-- start of Data provided --
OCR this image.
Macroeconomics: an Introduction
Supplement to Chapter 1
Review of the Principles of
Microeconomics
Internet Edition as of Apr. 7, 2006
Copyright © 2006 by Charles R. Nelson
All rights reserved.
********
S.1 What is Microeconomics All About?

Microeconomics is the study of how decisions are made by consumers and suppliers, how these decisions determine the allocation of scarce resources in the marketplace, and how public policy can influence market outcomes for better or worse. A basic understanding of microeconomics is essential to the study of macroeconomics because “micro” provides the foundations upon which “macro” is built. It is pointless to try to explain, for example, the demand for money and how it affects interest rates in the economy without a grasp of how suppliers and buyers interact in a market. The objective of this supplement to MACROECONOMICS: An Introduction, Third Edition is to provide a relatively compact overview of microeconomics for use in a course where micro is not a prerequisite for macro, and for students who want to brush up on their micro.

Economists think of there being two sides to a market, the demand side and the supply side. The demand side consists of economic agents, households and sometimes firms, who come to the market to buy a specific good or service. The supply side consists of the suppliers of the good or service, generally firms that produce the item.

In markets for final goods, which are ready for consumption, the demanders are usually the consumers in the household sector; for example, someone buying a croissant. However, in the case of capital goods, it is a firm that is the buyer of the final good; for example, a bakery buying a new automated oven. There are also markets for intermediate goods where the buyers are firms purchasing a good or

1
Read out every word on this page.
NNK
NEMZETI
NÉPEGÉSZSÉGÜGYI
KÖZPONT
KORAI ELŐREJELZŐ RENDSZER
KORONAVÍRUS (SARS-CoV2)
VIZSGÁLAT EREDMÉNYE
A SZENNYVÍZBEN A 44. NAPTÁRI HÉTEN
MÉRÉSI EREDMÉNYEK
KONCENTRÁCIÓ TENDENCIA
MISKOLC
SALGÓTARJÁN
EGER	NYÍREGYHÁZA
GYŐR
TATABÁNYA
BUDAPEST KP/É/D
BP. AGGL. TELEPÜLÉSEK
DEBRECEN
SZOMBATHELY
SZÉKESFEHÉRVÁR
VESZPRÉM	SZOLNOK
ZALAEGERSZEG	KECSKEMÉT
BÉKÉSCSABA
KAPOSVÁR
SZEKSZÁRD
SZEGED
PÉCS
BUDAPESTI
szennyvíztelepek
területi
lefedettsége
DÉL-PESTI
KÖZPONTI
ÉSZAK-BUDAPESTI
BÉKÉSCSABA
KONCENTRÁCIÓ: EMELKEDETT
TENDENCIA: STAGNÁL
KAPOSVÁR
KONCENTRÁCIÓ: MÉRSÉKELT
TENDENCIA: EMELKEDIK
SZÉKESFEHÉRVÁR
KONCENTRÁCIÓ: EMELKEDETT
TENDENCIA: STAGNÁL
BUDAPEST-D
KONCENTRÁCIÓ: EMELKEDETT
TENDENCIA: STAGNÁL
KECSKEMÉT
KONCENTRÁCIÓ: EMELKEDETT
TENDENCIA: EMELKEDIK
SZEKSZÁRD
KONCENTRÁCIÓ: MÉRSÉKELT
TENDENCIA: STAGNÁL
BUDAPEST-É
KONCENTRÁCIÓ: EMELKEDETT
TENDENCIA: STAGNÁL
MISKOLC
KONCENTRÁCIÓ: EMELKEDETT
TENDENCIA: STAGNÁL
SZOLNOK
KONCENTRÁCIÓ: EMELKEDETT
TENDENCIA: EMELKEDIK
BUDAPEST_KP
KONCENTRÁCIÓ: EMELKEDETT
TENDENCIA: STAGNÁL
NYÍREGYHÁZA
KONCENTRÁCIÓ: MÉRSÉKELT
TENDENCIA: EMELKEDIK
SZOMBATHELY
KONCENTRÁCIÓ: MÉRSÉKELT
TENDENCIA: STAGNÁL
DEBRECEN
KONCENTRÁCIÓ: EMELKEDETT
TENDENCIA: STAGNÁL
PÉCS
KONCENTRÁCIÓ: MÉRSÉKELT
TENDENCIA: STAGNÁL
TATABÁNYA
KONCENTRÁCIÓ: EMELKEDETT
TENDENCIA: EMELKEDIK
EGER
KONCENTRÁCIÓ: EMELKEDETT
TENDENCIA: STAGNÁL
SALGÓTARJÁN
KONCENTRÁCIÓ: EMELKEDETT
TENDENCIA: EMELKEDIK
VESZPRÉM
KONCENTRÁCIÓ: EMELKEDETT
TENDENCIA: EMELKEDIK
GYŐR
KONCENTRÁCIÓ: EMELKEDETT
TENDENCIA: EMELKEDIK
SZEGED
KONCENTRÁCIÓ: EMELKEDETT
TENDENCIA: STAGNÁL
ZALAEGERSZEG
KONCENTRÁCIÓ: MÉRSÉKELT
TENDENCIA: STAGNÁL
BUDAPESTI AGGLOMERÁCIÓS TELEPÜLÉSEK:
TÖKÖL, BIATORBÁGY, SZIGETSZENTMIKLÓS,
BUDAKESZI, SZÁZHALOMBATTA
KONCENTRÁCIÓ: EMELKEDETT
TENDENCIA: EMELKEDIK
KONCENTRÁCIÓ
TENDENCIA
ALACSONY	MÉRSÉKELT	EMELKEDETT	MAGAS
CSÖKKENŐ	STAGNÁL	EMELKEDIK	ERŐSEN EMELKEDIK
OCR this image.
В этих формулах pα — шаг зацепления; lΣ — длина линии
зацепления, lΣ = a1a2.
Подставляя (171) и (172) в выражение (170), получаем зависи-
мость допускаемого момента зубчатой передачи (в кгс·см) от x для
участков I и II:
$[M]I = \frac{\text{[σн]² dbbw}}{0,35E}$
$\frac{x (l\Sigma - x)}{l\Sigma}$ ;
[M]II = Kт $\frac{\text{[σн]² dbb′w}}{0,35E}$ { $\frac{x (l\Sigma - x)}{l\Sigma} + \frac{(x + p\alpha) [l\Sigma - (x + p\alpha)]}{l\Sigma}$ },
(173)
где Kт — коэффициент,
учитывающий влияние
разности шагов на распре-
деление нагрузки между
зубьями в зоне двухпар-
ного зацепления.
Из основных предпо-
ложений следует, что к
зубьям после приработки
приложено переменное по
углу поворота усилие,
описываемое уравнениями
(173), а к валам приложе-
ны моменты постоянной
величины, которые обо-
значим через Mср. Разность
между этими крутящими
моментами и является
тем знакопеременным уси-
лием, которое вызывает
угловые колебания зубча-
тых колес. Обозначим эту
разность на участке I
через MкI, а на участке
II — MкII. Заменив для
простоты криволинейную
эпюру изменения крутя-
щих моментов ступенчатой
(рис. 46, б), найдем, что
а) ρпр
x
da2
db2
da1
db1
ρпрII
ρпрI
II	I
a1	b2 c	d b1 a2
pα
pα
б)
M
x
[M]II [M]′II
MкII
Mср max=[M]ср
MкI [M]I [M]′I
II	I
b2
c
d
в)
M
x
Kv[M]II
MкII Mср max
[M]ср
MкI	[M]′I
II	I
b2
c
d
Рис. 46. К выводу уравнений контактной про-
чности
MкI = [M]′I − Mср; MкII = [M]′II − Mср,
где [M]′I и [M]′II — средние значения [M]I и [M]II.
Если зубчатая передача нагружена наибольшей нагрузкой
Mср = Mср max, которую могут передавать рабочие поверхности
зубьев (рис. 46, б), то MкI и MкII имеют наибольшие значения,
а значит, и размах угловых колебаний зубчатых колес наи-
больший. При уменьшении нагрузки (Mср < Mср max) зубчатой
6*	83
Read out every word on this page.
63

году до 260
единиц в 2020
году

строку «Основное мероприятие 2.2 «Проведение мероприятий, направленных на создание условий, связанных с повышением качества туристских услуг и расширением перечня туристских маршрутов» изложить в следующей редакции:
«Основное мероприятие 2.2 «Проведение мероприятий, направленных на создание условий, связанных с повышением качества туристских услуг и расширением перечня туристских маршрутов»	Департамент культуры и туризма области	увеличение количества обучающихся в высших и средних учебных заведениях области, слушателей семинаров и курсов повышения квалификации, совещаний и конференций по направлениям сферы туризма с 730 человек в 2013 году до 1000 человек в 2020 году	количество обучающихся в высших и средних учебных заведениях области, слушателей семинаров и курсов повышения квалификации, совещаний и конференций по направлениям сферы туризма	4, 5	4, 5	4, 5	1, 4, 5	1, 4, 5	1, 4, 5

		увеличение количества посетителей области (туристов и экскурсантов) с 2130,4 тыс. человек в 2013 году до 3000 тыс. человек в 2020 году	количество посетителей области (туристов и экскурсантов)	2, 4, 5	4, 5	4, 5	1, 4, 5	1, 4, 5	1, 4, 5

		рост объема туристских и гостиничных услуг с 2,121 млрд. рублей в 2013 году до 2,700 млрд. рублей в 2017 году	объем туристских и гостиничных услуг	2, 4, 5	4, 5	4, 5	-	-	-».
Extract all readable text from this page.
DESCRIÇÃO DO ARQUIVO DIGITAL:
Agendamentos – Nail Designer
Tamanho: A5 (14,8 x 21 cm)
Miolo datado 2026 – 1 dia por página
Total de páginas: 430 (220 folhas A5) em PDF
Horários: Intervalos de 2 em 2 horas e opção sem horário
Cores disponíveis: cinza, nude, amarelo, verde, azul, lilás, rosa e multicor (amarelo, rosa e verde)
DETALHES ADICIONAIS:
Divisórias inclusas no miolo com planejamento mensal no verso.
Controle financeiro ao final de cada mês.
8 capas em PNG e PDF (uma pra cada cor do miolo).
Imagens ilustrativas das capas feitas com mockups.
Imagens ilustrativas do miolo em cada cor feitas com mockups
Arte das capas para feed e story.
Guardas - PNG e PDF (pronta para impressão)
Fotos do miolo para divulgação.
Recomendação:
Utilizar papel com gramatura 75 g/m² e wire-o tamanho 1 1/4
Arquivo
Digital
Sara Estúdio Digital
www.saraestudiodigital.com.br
-- end of Data provided --
### Aim
Determine the number of lines in these entries that contain the word "Edition", and write only that number.

### Result below
2